* [OBJECTIVE] Restate the records that follow word for word; no pictures should appear.

* [EXERCISE INPUTS]
● ● ● ● ●

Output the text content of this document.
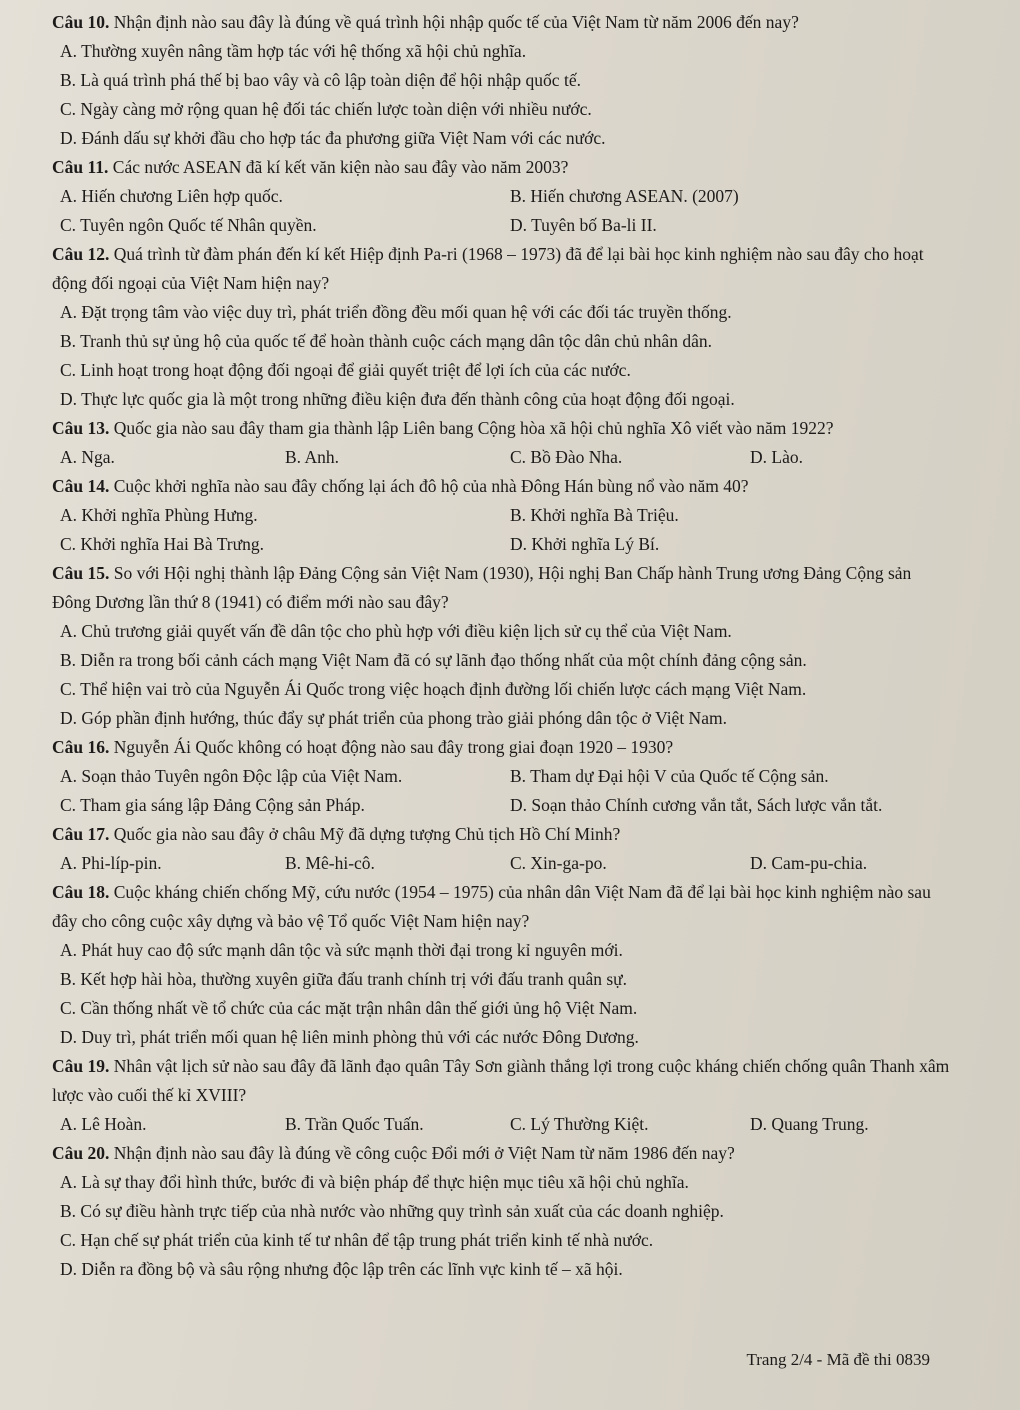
Câu 10. Nhận định nào sau đây là đúng về quá trình hội nhập quốc tế của Việt Nam từ năm 2006 đến nay?

A. Thường xuyên nâng tầm hợp tác với hệ thống xã hội chủ nghĩa.

B. Là quá trình phá thế bị bao vây và cô lập toàn diện để hội nhập quốc tế.

C. Ngày càng mở rộng quan hệ đối tác chiến lược toàn diện với nhiều nước.

D. Đánh dấu sự khởi đầu cho hợp tác đa phương giữa Việt Nam với các nước.

Câu 11. Các nước ASEAN đã kí kết văn kiện nào sau đây vào năm 2003?

A. Hiến chương Liên hợp quốc.	B. Hiến chương ASEAN. (2007)

C. Tuyên ngôn Quốc tế Nhân quyền.	D. Tuyên bố Ba-li II.

Câu 12. Quá trình từ đàm phán đến kí kết Hiệp định Pa-ri (1968 – 1973) đã để lại bài học kinh nghiệm nào sau đây cho hoạt động đối ngoại của Việt Nam hiện nay?

A. Đặt trọng tâm vào việc duy trì, phát triển đồng đều mối quan hệ với các đối tác truyền thống.

B. Tranh thủ sự ủng hộ của quốc tế để hoàn thành cuộc cách mạng dân tộc dân chủ nhân dân.

C. Linh hoạt trong hoạt động đối ngoại để giải quyết triệt để lợi ích của các nước.

D. Thực lực quốc gia là một trong những điều kiện đưa đến thành công của hoạt động đối ngoại.

Câu 13. Quốc gia nào sau đây tham gia thành lập Liên bang Cộng hòa xã hội chủ nghĩa Xô viết vào năm 1922?

A. Nga.	B. Anh.	C. Bồ Đào Nha.	D. Lào.

Câu 14. Cuộc khởi nghĩa nào sau đây chống lại ách đô hộ của nhà Đông Hán bùng nổ vào năm 40?

A. Khởi nghĩa Phùng Hưng.	B. Khởi nghĩa Bà Triệu.

C. Khởi nghĩa Hai Bà Trưng.	D. Khởi nghĩa Lý Bí.

Câu 15. So với Hội nghị thành lập Đảng Cộng sản Việt Nam (1930), Hội nghị Ban Chấp hành Trung ương Đảng Cộng sản Đông Dương lần thứ 8 (1941) có điểm mới nào sau đây?

A. Chủ trương giải quyết vấn đề dân tộc cho phù hợp với điều kiện lịch sử cụ thể của Việt Nam.

B. Diễn ra trong bối cảnh cách mạng Việt Nam đã có sự lãnh đạo thống nhất của một chính đảng cộng sản.

C. Thể hiện vai trò của Nguyễn Ái Quốc trong việc hoạch định đường lối chiến lược cách mạng Việt Nam.

D. Góp phần định hướng, thúc đẩy sự phát triển của phong trào giải phóng dân tộc ở Việt Nam.

Câu 16. Nguyễn Ái Quốc không có hoạt động nào sau đây trong giai đoạn 1920 – 1930?

A. Soạn thảo Tuyên ngôn Độc lập của Việt Nam.	B. Tham dự Đại hội V của Quốc tế Cộng sản.

C. Tham gia sáng lập Đảng Cộng sản Pháp.	D. Soạn thảo Chính cương vắn tắt, Sách lược vắn tắt.

Câu 17. Quốc gia nào sau đây ở châu Mỹ đã dựng tượng Chủ tịch Hồ Chí Minh?

A. Phi-líp-pin.	B. Mê-hi-cô.	C. Xin-ga-po.	D. Cam-pu-chia.

Câu 18. Cuộc kháng chiến chống Mỹ, cứu nước (1954 – 1975) của nhân dân Việt Nam đã để lại bài học kinh nghiệm nào sau đây cho công cuộc xây dựng và bảo vệ Tổ quốc Việt Nam hiện nay?

A. Phát huy cao độ sức mạnh dân tộc và sức mạnh thời đại trong kỉ nguyên mới.

B. Kết hợp hài hòa, thường xuyên giữa đấu tranh chính trị với đấu tranh quân sự.

C. Cần thống nhất về tổ chức của các mặt trận nhân dân thế giới ủng hộ Việt Nam.

D. Duy trì, phát triển mối quan hệ liên minh phòng thủ với các nước Đông Dương.

Câu 19. Nhân vật lịch sử nào sau đây đã lãnh đạo quân Tây Sơn giành thắng lợi trong cuộc kháng chiến chống quân Thanh xâm lược vào cuối thế kỉ XVIII?

A. Lê Hoàn.	B. Trần Quốc Tuấn.	C. Lý Thường Kiệt.	D. Quang Trung.

Câu 20. Nhận định nào sau đây là đúng về công cuộc Đổi mới ở Việt Nam từ năm 1986 đến nay?

A. Là sự thay đổi hình thức, bước đi và biện pháp để thực hiện mục tiêu xã hội chủ nghĩa.

B. Có sự điều hành trực tiếp của nhà nước vào những quy trình sản xuất của các doanh nghiệp.

C. Hạn chế sự phát triển của kinh tế tư nhân để tập trung phát triển kinh tế nhà nước.

D. Diễn ra đồng bộ và sâu rộng nhưng độc lập trên các lĩnh vực kinh tế – xã hội.

Trang 2/4 - Mã đề thi 0839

● ● ● ● ●

* [ANSWER FOR THE TASK]
Output the text content of this document.
Câu 10. Nhận định nào sau đây là đúng về quá trình hội nhập quốc tế của Việt Nam từ năm 2006 đến nay?

A. Thường xuyên nâng tầm hợp tác với hệ thống xã hội chủ nghĩa.

B. Là quá trình phá thế bị bao vây và cô lập toàn diện để hội nhập quốc tế.

C. Ngày càng mở rộng quan hệ đối tác chiến lược toàn diện với nhiều nước.

D. Đánh dấu sự khởi đầu cho hợp tác đa phương giữa Việt Nam với các nước.

Câu 11. Các nước ASEAN đã kí kết văn kiện nào sau đây vào năm 2003?

A. Hiến chương Liên hợp quốc.	B. Hiến chương ASEAN. (2007)

C. Tuyên ngôn Quốc tế Nhân quyền.	D. Tuyên bố Ba-li II.

Câu 12. Quá trình từ đàm phán đến kí kết Hiệp định Pa-ri (1968 – 1973) đã để lại bài học kinh nghiệm nào sau đây cho hoạt động đối ngoại của Việt Nam hiện nay?

A. Đặt trọng tâm vào việc duy trì, phát triển đồng đều mối quan hệ với các đối tác truyền thống.

B. Tranh thủ sự ủng hộ của quốc tế để hoàn thành cuộc cách mạng dân tộc dân chủ nhân dân.

C. Linh hoạt trong hoạt động đối ngoại để giải quyết triệt để lợi ích của các nước.

D. Thực lực quốc gia là một trong những điều kiện đưa đến thành công của hoạt động đối ngoại.

Câu 13. Quốc gia nào sau đây tham gia thành lập Liên bang Cộng hòa xã hội chủ nghĩa Xô viết vào năm 1922?

A. Nga.	B. Anh.	C. Bồ Đào Nha.	D. Lào.

Câu 14. Cuộc khởi nghĩa nào sau đây chống lại ách đô hộ của nhà Đông Hán bùng nổ vào năm 40?

A. Khởi nghĩa Phùng Hưng.	B. Khởi nghĩa Bà Triệu.

C. Khởi nghĩa Hai Bà Trưng.	D. Khởi nghĩa Lý Bí.

Câu 15. So với Hội nghị thành lập Đảng Cộng sản Việt Nam (1930), Hội nghị Ban Chấp hành Trung ương Đảng Cộng sản Đông Dương lần thứ 8 (1941) có điểm mới nào sau đây?

A. Chủ trương giải quyết vấn đề dân tộc cho phù hợp với điều kiện lịch sử cụ thể của Việt Nam.

B. Diễn ra trong bối cảnh cách mạng Việt Nam đã có sự lãnh đạo thống nhất của một chính đảng cộng sản.

C. Thể hiện vai trò của Nguyễn Ái Quốc trong việc hoạch định đường lối chiến lược cách mạng Việt Nam.

D. Góp phần định hướng, thúc đẩy sự phát triển của phong trào giải phóng dân tộc ở Việt Nam.

Câu 16. Nguyễn Ái Quốc không có hoạt động nào sau đây trong giai đoạn 1920 – 1930?

A. Soạn thảo Tuyên ngôn Độc lập của Việt Nam.	B. Tham dự Đại hội V của Quốc tế Cộng sản.

C. Tham gia sáng lập Đảng Cộng sản Pháp.	D. Soạn thảo Chính cương vắn tắt, Sách lược vắn tắt.

Câu 17. Quốc gia nào sau đây ở châu Mỹ đã dựng tượng Chủ tịch Hồ Chí Minh?

A. Phi-líp-pin.	B. Mê-hi-cô.	C. Xin-ga-po.	D. Cam-pu-chia.

Câu 18. Cuộc kháng chiến chống Mỹ, cứu nước (1954 – 1975) của nhân dân Việt Nam đã để lại bài học kinh nghiệm nào sau đây cho công cuộc xây dựng và bảo vệ Tổ quốc Việt Nam hiện nay?

A. Phát huy cao độ sức mạnh dân tộc và sức mạnh thời đại trong kỉ nguyên mới.

B. Kết hợp hài hòa, thường xuyên giữa đấu tranh chính trị với đấu tranh quân sự.

C. Cần thống nhất về tổ chức của các mặt trận nhân dân thế giới ủng hộ Việt Nam.

D. Duy trì, phát triển mối quan hệ liên minh phòng thủ với các nước Đông Dương.

Câu 19. Nhân vật lịch sử nào sau đây đã lãnh đạo quân Tây Sơn giành thắng lợi trong cuộc kháng chiến chống quân Thanh xâm lược vào cuối thế kỉ XVIII?

A. Lê Hoàn.	B. Trần Quốc Tuấn.	C. Lý Thường Kiệt.	D. Quang Trung.

Câu 20. Nhận định nào sau đây là đúng về công cuộc Đổi mới ở Việt Nam từ năm 1986 đến nay?

A. Là sự thay đổi hình thức, bước đi và biện pháp để thực hiện mục tiêu xã hội chủ nghĩa.

B. Có sự điều hành trực tiếp của nhà nước vào những quy trình sản xuất của các doanh nghiệp.

C. Hạn chế sự phát triển của kinh tế tư nhân để tập trung phát triển kinh tế nhà nước.

D. Diễn ra đồng bộ và sâu rộng nhưng độc lập trên các lĩnh vực kinh tế – xã hội.

Trang 2/4 - Mã đề thi 0839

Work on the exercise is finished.